**The task**
Pull every line with the word "South" out of the entries below.

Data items

-*-

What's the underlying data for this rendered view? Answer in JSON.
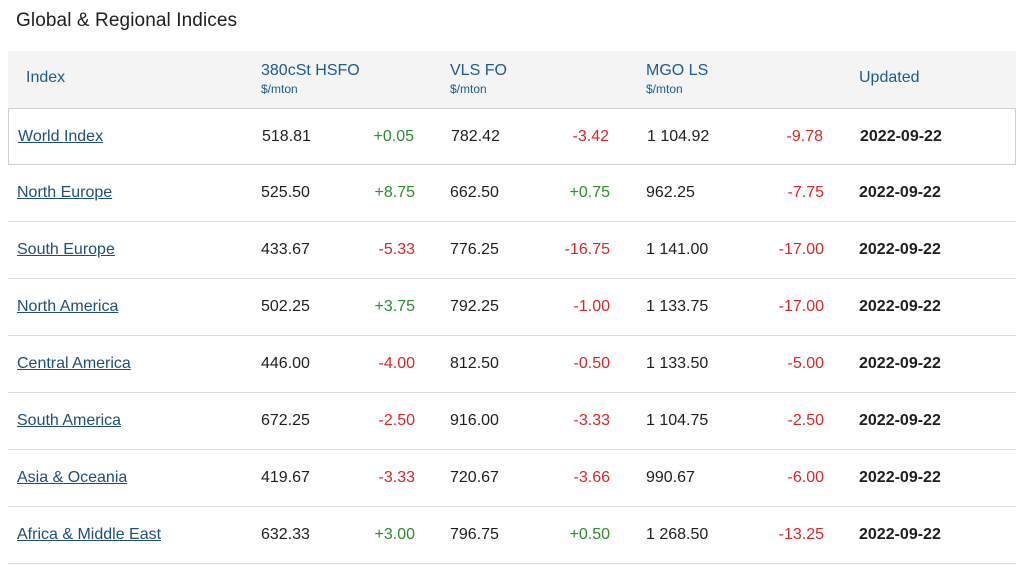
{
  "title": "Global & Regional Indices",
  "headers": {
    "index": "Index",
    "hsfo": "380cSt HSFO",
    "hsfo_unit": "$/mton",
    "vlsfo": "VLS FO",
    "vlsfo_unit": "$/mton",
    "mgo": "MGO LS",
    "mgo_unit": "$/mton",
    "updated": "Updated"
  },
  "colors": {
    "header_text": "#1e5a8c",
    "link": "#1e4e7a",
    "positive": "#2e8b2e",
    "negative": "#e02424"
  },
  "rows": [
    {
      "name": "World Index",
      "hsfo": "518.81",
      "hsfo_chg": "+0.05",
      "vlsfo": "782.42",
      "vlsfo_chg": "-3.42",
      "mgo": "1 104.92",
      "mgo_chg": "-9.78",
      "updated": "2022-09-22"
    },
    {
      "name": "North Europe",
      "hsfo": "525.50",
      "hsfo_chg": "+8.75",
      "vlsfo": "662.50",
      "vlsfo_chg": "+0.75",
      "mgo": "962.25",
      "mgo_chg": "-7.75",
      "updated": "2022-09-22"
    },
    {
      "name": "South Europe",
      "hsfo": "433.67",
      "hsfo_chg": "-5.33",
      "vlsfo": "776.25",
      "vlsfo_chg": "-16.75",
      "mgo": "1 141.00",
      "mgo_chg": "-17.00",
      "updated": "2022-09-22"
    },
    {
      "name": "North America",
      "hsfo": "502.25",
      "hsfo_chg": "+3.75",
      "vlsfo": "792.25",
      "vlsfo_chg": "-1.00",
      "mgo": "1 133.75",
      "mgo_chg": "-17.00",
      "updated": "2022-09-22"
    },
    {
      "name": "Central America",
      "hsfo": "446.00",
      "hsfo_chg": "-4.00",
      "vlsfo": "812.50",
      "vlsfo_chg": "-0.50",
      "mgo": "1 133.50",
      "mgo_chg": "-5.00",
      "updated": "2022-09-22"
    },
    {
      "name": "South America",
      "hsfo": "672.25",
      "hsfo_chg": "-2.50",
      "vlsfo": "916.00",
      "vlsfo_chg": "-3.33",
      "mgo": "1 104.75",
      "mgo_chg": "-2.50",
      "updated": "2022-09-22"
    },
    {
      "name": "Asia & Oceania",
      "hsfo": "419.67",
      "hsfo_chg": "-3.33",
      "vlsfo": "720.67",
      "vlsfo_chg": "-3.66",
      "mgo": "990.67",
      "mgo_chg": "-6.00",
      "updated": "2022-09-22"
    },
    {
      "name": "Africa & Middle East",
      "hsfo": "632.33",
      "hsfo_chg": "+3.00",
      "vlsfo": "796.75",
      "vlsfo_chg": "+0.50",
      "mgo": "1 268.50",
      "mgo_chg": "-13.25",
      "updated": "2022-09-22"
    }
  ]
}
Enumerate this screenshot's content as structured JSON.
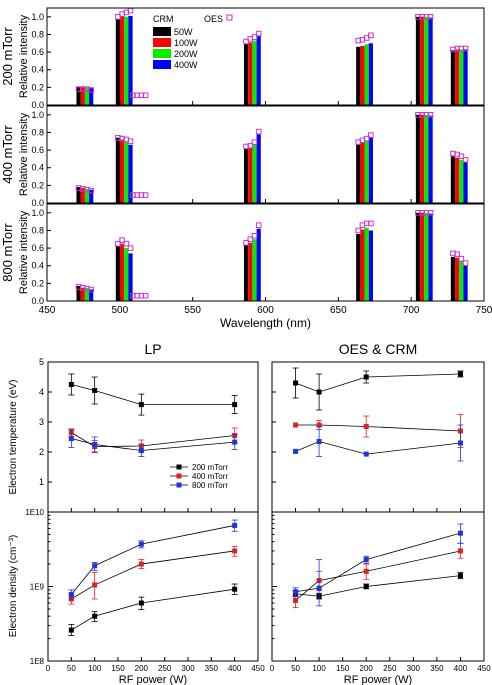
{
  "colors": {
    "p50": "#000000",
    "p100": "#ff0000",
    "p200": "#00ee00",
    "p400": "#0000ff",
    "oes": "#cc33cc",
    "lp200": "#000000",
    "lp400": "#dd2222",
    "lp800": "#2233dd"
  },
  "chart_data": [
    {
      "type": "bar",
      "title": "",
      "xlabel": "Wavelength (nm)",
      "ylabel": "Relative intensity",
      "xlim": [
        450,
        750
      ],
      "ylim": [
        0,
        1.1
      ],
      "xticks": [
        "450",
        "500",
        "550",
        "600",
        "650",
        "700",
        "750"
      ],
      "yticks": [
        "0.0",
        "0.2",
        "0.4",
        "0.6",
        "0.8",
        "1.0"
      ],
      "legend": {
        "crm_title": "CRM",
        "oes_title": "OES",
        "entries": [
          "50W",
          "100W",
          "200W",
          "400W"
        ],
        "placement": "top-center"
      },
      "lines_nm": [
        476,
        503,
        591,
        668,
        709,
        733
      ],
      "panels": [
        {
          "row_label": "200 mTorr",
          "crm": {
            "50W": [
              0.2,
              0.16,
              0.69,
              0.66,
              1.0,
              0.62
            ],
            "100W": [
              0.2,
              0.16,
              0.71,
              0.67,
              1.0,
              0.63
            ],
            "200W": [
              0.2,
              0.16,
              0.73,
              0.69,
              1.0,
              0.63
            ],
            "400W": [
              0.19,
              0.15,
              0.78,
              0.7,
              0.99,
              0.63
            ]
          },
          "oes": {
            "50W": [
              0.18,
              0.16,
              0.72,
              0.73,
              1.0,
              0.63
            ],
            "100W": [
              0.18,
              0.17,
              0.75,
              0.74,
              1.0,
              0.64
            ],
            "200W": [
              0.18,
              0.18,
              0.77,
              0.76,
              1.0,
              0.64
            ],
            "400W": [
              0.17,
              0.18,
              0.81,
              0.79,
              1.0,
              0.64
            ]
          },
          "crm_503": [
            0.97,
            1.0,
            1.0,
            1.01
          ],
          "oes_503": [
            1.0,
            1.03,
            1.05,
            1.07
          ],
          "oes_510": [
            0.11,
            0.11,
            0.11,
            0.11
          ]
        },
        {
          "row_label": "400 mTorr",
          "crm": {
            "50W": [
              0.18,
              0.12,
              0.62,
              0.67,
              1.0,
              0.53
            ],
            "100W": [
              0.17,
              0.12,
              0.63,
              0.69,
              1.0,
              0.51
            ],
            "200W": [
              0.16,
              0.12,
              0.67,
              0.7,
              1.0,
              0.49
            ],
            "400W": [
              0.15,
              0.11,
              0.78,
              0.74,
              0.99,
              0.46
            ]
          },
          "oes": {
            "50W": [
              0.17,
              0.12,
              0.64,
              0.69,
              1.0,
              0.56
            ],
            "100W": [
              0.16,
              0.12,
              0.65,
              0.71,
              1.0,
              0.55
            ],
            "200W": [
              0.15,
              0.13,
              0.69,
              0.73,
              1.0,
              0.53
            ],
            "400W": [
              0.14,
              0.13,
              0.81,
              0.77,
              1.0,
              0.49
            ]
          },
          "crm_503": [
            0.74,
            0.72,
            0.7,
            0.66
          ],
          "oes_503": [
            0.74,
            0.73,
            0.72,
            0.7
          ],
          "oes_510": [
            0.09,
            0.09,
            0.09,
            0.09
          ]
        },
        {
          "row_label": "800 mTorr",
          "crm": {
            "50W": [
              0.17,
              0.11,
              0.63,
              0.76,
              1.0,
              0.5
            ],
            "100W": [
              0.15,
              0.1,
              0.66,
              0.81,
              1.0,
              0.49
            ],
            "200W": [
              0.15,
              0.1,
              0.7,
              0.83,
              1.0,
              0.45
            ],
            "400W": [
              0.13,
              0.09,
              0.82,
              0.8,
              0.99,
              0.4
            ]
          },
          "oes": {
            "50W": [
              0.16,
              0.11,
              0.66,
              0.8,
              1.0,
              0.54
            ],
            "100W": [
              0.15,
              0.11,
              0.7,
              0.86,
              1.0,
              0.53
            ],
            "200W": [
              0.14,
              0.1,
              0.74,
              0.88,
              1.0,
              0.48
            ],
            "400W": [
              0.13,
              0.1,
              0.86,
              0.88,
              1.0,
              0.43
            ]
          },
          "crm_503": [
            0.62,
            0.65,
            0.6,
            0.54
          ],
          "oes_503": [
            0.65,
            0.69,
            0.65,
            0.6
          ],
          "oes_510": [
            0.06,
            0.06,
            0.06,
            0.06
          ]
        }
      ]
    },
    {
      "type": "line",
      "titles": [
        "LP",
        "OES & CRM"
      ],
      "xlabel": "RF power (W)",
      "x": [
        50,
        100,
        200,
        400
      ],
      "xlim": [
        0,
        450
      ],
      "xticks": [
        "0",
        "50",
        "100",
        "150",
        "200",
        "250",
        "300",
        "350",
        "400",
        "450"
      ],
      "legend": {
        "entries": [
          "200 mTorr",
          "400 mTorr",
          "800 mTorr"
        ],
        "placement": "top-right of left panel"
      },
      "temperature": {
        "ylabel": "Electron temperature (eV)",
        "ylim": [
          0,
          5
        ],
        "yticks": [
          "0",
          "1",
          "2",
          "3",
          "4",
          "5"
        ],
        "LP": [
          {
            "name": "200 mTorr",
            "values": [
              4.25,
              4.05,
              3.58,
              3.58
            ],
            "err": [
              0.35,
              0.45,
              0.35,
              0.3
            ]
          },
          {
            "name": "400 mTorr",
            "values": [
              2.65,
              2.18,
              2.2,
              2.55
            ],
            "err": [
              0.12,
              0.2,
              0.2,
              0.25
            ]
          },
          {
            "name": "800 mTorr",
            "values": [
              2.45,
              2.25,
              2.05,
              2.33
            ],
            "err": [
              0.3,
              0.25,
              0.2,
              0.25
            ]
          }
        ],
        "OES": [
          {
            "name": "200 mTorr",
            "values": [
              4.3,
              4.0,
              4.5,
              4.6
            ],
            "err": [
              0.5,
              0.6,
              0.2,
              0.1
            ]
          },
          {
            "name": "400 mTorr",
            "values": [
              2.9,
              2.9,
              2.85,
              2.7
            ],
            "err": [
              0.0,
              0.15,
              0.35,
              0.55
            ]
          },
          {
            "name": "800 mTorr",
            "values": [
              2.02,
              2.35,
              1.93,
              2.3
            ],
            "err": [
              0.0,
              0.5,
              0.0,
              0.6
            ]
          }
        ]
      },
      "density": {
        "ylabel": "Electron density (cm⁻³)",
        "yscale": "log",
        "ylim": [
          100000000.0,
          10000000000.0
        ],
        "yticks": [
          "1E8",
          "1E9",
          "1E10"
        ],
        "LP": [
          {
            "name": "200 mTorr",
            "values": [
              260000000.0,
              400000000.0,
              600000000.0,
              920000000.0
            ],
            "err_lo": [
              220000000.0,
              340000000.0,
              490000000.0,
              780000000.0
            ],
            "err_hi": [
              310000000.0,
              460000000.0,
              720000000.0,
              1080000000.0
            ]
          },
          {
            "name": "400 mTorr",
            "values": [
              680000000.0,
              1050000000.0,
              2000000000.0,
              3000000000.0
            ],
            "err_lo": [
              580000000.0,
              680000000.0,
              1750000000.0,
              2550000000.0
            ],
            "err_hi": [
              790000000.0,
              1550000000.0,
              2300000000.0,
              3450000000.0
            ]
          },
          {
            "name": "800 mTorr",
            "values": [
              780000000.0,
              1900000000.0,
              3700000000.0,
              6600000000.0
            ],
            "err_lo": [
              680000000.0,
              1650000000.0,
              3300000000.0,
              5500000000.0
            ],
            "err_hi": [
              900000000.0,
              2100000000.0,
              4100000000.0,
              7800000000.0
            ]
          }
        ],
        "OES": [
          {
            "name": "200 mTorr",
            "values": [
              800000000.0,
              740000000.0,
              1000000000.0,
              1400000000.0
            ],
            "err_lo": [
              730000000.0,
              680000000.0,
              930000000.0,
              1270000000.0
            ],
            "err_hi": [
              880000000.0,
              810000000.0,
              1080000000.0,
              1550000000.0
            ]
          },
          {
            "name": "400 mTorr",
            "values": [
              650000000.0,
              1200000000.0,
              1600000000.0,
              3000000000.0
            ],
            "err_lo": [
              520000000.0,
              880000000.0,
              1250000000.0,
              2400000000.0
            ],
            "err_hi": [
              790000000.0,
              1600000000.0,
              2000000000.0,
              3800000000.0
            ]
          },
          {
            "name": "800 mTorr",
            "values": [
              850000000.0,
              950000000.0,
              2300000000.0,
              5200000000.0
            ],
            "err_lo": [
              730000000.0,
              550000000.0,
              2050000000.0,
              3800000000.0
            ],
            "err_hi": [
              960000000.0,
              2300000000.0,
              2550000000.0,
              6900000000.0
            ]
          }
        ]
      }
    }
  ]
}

-*-

**Worked solution**
      "name": "South Europe",
      "name": "South America",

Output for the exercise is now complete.